## SET TASK
Read through the data and count the lines that contain the string "painted"; give only the result.

## Records excerpted from a collection
** start **

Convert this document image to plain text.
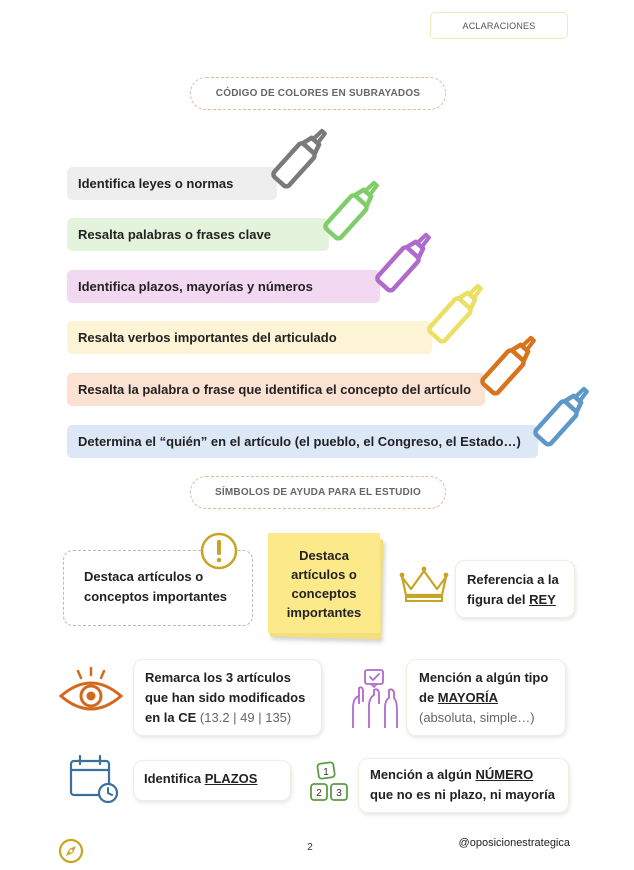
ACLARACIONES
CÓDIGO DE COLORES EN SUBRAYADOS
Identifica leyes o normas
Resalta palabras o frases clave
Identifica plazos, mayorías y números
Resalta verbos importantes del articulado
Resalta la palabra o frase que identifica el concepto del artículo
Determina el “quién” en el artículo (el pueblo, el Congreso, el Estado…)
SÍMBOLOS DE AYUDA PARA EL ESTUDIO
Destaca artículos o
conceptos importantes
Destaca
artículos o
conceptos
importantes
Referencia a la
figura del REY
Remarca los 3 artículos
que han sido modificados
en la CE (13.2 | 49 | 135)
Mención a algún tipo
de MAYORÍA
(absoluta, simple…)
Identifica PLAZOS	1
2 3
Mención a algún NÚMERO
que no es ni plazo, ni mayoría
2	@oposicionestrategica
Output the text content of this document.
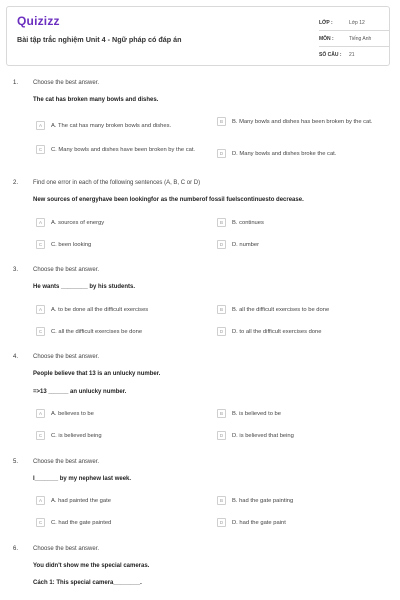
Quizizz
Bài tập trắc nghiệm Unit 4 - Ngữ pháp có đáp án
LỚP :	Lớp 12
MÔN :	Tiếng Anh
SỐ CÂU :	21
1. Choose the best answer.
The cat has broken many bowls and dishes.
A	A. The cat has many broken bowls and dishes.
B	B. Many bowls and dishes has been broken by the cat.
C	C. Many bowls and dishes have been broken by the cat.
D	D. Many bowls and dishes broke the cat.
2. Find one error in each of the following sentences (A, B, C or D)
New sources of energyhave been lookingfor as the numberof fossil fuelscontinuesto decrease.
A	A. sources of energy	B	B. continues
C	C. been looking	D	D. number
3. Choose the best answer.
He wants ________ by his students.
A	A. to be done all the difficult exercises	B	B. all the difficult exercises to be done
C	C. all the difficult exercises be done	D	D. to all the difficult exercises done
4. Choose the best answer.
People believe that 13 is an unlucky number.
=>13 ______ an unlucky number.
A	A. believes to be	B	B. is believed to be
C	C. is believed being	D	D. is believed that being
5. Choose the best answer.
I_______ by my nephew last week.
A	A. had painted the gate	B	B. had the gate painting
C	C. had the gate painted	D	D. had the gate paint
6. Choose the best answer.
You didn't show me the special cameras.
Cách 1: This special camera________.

** end **
** start **

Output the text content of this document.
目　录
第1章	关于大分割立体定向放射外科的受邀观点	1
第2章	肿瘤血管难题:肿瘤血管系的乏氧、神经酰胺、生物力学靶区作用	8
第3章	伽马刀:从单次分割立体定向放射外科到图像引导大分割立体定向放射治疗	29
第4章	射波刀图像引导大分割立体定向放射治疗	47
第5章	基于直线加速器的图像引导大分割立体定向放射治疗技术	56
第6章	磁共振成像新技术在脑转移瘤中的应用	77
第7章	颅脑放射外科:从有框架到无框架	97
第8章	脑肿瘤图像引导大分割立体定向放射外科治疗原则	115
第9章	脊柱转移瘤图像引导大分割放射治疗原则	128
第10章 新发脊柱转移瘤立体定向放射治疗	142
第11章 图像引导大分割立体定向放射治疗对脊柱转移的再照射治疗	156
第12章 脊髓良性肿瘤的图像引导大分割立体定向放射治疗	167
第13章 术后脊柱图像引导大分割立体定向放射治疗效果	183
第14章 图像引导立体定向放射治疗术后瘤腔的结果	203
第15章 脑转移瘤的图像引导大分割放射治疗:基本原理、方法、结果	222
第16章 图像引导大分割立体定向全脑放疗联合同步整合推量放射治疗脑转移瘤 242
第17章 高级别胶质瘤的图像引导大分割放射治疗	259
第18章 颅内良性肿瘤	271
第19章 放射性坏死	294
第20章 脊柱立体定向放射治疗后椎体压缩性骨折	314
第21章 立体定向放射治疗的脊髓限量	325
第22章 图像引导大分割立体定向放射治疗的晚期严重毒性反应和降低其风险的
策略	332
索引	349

** end **
** start **

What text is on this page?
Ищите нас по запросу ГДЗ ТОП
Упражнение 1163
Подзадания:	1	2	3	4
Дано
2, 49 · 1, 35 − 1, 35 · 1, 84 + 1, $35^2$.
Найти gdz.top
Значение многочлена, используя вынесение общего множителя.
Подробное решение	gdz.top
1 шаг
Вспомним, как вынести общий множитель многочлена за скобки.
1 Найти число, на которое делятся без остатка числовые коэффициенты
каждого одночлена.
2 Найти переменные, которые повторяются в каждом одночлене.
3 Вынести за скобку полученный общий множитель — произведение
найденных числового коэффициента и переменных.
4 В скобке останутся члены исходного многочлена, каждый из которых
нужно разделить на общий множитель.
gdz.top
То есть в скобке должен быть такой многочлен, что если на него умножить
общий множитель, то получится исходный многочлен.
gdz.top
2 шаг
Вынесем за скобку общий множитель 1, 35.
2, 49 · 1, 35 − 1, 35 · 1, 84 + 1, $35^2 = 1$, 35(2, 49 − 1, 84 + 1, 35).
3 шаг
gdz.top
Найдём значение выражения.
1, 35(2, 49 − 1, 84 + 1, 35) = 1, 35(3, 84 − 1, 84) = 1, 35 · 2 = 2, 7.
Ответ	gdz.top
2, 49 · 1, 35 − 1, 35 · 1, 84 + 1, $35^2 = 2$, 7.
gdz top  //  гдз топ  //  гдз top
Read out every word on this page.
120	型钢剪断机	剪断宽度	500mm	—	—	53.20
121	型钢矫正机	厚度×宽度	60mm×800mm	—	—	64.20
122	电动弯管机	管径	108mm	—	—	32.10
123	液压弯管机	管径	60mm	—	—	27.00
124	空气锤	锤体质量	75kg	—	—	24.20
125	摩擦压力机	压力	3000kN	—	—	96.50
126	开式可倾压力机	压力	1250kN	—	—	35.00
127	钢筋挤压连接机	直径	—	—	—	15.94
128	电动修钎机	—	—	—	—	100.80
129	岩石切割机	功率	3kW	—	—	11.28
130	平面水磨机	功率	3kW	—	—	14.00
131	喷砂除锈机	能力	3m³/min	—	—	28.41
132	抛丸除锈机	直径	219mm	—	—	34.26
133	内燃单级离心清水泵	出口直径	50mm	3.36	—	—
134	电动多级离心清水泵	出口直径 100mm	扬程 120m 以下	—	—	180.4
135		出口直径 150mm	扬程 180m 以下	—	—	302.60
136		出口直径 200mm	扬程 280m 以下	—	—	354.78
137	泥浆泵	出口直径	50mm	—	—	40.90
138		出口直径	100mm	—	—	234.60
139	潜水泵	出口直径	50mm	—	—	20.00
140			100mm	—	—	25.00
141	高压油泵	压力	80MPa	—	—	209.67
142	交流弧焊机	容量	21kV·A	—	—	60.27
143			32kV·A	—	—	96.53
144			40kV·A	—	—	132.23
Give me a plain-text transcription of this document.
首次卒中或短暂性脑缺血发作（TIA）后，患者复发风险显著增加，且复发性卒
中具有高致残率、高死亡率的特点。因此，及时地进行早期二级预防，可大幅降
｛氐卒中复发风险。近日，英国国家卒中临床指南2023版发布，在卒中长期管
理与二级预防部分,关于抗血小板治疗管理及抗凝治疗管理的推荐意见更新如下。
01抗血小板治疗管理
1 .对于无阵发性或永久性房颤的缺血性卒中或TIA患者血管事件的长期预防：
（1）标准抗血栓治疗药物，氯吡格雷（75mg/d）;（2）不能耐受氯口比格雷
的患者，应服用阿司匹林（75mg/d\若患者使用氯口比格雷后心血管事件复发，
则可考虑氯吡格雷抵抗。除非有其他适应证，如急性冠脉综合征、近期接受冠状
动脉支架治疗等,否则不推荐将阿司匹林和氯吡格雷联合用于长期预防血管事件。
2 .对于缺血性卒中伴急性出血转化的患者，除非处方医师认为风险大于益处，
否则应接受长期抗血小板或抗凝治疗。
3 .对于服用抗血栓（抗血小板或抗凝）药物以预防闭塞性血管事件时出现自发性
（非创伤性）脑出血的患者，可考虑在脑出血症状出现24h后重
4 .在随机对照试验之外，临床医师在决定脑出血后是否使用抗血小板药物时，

** end **

## OUTPUT OF THE EXERCISE
2